◆ EXERCISE ◆
Identify every line in the records below that contains the word "коррозию", and copy each of those lines.

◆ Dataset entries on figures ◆
— begin —
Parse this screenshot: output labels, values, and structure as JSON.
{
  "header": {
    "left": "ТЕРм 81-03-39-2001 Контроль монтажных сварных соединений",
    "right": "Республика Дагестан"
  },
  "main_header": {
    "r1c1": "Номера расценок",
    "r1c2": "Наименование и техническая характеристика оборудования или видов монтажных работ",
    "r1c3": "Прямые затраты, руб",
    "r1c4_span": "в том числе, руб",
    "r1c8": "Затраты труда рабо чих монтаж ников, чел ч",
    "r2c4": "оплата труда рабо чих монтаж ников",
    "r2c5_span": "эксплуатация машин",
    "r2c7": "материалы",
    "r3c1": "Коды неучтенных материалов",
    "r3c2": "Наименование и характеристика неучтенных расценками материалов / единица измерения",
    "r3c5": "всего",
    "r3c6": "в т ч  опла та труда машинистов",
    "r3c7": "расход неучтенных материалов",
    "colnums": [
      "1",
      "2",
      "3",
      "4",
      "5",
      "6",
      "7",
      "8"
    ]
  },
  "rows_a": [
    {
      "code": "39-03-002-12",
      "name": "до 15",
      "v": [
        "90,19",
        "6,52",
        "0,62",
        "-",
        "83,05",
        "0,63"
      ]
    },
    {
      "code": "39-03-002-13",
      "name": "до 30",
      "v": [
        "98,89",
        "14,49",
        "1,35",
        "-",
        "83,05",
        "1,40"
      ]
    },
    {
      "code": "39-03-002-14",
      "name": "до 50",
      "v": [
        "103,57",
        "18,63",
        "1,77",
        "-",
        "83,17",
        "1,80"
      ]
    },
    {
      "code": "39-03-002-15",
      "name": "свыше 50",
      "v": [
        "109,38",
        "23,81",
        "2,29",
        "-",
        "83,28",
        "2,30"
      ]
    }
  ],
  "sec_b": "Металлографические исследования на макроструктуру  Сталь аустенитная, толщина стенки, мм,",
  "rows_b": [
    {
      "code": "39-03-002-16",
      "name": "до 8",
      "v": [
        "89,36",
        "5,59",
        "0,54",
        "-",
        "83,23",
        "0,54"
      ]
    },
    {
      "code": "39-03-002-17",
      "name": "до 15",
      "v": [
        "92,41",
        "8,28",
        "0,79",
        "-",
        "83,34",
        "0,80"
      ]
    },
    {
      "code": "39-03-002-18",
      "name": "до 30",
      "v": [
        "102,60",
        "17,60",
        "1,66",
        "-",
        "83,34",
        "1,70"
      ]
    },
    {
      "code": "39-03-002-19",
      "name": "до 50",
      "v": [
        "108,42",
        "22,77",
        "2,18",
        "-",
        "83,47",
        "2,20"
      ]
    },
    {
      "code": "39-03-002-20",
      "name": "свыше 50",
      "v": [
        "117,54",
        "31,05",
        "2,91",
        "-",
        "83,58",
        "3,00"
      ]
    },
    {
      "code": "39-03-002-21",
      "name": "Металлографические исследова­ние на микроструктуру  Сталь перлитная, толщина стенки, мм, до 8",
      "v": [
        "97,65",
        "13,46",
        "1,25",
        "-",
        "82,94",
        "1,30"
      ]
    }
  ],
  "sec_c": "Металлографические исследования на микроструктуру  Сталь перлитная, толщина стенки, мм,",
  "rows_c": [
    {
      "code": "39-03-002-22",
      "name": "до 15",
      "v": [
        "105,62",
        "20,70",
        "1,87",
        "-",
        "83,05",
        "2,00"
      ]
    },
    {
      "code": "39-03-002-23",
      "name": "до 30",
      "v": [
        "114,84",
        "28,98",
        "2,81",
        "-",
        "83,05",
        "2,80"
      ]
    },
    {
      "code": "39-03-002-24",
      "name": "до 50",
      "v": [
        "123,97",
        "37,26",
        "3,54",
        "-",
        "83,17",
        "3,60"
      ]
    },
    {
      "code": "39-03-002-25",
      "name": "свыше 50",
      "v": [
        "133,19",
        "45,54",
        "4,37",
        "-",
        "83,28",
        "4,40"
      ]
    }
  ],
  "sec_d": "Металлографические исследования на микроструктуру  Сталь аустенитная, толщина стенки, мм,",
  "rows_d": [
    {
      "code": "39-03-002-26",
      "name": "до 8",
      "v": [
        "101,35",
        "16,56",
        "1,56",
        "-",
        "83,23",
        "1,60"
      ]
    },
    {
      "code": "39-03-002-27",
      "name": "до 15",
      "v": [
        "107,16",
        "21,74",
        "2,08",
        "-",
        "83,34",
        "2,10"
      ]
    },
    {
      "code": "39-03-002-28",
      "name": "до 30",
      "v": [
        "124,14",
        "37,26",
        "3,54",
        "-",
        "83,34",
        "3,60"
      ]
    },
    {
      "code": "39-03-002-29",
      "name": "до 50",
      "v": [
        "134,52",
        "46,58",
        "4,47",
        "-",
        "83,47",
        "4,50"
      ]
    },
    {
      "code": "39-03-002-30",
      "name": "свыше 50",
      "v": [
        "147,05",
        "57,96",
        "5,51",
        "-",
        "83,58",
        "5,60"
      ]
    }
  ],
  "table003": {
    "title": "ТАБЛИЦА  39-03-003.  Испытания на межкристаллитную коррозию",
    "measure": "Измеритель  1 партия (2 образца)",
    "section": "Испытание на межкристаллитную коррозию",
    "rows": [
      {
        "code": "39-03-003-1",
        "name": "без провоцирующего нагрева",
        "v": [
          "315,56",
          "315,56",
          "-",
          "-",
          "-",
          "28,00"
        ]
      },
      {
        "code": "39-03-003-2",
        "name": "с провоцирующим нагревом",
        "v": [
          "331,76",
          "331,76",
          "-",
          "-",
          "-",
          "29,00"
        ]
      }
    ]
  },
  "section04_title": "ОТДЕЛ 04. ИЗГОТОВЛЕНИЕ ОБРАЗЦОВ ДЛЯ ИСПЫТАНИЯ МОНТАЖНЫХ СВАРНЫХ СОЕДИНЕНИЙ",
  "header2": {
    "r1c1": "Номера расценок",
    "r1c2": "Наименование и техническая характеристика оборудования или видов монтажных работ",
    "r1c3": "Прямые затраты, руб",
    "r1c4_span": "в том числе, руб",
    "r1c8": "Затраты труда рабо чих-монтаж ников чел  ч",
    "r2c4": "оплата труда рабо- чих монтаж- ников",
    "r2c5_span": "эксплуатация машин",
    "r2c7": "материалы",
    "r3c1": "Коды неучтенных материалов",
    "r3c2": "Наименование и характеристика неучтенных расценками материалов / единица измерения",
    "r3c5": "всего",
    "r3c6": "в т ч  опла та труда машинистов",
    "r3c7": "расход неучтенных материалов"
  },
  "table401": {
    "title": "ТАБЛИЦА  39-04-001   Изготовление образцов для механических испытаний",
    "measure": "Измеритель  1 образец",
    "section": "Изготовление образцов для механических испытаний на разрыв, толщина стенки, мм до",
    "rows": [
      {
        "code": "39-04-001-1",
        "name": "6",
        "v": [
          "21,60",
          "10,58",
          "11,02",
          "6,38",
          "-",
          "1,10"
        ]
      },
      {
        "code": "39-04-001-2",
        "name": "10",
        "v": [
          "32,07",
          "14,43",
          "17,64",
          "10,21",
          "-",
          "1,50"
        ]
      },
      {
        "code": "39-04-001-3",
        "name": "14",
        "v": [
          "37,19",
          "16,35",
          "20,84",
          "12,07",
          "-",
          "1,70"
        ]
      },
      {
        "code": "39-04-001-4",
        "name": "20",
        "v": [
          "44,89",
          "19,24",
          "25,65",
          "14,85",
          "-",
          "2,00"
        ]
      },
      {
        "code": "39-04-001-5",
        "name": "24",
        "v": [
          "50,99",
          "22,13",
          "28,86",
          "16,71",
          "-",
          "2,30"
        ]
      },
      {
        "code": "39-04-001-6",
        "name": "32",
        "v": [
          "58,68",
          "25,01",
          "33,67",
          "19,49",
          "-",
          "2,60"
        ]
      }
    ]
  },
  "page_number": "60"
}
— end —
◆ WORKED ANSWER ◆
    "title": "ТАБЛИЦА  39-03-003.  Испытания на межкристаллитную коррозию",
    "section": "Испытание на межкристаллитную коррозию",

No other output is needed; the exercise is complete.